TASK DETAILS
Copy each record exactly as it reads, leaving out any pictures it holds.

AVAILABLE RECORDS

□ □ □ □ □ □ □

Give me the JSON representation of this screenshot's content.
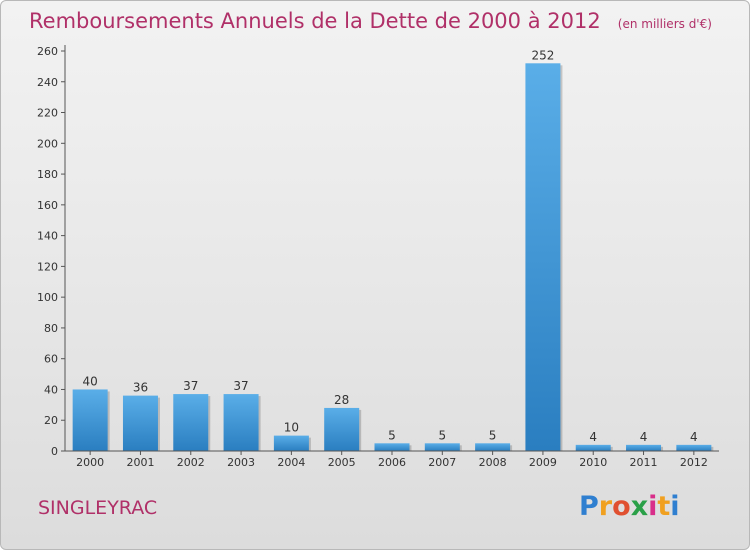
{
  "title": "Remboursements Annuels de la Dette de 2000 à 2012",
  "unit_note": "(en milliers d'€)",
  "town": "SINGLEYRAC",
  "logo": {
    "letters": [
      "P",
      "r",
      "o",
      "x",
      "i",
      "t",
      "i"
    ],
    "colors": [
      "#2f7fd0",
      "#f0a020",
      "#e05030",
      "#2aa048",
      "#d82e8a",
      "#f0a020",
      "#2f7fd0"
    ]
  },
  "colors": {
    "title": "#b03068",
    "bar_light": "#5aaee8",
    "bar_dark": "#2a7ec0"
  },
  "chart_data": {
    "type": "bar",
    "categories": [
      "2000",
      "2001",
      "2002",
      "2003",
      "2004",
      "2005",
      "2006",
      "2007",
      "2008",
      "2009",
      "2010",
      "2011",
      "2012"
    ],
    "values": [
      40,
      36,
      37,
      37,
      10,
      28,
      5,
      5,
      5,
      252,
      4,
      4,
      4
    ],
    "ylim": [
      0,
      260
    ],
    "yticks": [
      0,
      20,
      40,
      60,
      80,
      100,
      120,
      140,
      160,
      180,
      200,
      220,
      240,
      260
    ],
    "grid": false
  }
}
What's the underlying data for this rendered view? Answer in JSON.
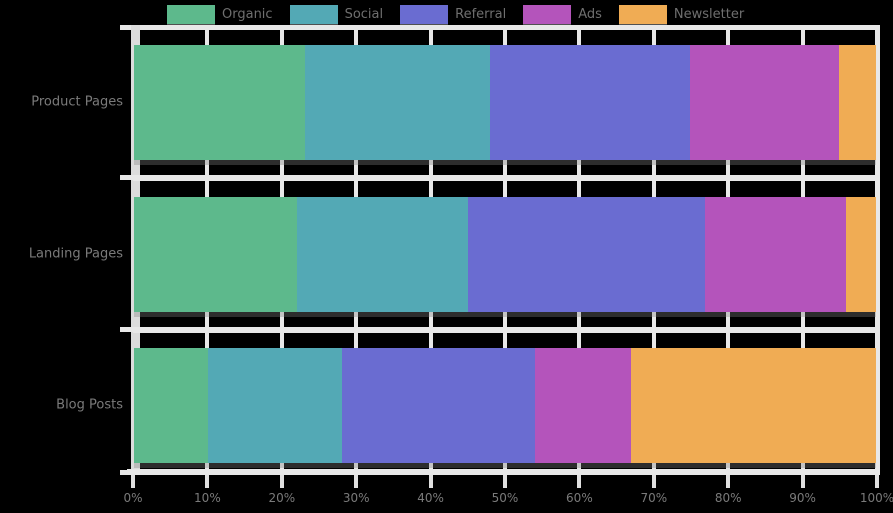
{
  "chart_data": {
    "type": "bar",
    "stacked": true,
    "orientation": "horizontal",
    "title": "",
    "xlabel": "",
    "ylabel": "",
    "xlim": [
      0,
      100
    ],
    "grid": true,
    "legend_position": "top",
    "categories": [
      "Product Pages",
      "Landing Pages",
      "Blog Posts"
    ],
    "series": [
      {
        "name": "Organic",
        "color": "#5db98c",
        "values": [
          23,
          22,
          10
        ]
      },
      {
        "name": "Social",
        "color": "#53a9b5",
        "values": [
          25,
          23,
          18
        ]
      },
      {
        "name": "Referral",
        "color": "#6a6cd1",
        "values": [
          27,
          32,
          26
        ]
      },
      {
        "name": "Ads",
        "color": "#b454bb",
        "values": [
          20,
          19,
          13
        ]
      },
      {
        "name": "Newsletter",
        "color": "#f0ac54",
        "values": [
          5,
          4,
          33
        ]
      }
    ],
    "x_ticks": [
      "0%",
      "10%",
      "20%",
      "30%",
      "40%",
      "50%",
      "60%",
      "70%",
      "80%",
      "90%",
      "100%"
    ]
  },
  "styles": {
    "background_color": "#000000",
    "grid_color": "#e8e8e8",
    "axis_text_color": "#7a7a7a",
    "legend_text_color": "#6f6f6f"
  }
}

□ □ □ □ □ □ □

WRITTEN ANSWER
Give me the JSON representation of this screenshot's content.
{
  "title": "Remboursements Annuels de la Dette de 2000 à 2012",
  "unit_note": "(en milliers d'€)",
  "town": "SINGLEYRAC",
  "logo": {
    "letters": [
      "P",
      "r",
      "o",
      "x",
      "i",
      "t",
      "i"
    ],
    "colors": [
      "#2f7fd0",
      "#f0a020",
      "#e05030",
      "#2aa048",
      "#d82e8a",
      "#f0a020",
      "#2f7fd0"
    ]
  },
  "colors": {
    "title": "#b03068",
    "bar_light": "#5aaee8",
    "bar_dark": "#2a7ec0"
  },
  "chart_data": {
    "type": "bar",
    "categories": [
      "2000",
      "2001",
      "2002",
      "2003",
      "2004",
      "2005",
      "2006",
      "2007",
      "2008",
      "2009",
      "2010",
      "2011",
      "2012"
    ],
    "values": [
      40,
      36,
      37,
      37,
      10,
      28,
      5,
      5,
      5,
      252,
      4,
      4,
      4
    ],
    "ylim": [
      0,
      260
    ],
    "yticks": [
      0,
      20,
      40,
      60,
      80,
      100,
      120,
      140,
      160,
      180,
      200,
      220,
      240,
      260
    ],
    "grid": false
  }
}
What's the underlying data for this rendered view? Answer in JSON.
{
  "chart_data": {
    "type": "bar",
    "stacked": true,
    "orientation": "horizontal",
    "title": "",
    "xlabel": "",
    "ylabel": "",
    "xlim": [
      0,
      100
    ],
    "grid": true,
    "legend_position": "top",
    "categories": [
      "Product Pages",
      "Landing Pages",
      "Blog Posts"
    ],
    "series": [
      {
        "name": "Organic",
        "color": "#5db98c",
        "values": [
          23,
          22,
          10
        ]
      },
      {
        "name": "Social",
        "color": "#53a9b5",
        "values": [
          25,
          23,
          18
        ]
      },
      {
        "name": "Referral",
        "color": "#6a6cd1",
        "values": [
          27,
          32,
          26
        ]
      },
      {
        "name": "Ads",
        "color": "#b454bb",
        "values": [
          20,
          19,
          13
        ]
      },
      {
        "name": "Newsletter",
        "color": "#f0ac54",
        "values": [
          5,
          4,
          33
        ]
      }
    ],
    "x_ticks": [
      "0%",
      "10%",
      "20%",
      "30%",
      "40%",
      "50%",
      "60%",
      "70%",
      "80%",
      "90%",
      "100%"
    ]
  },
  "styles": {
    "background_color": "#000000",
    "grid_color": "#e8e8e8",
    "axis_text_color": "#7a7a7a",
    "legend_text_color": "#6f6f6f"
  }
}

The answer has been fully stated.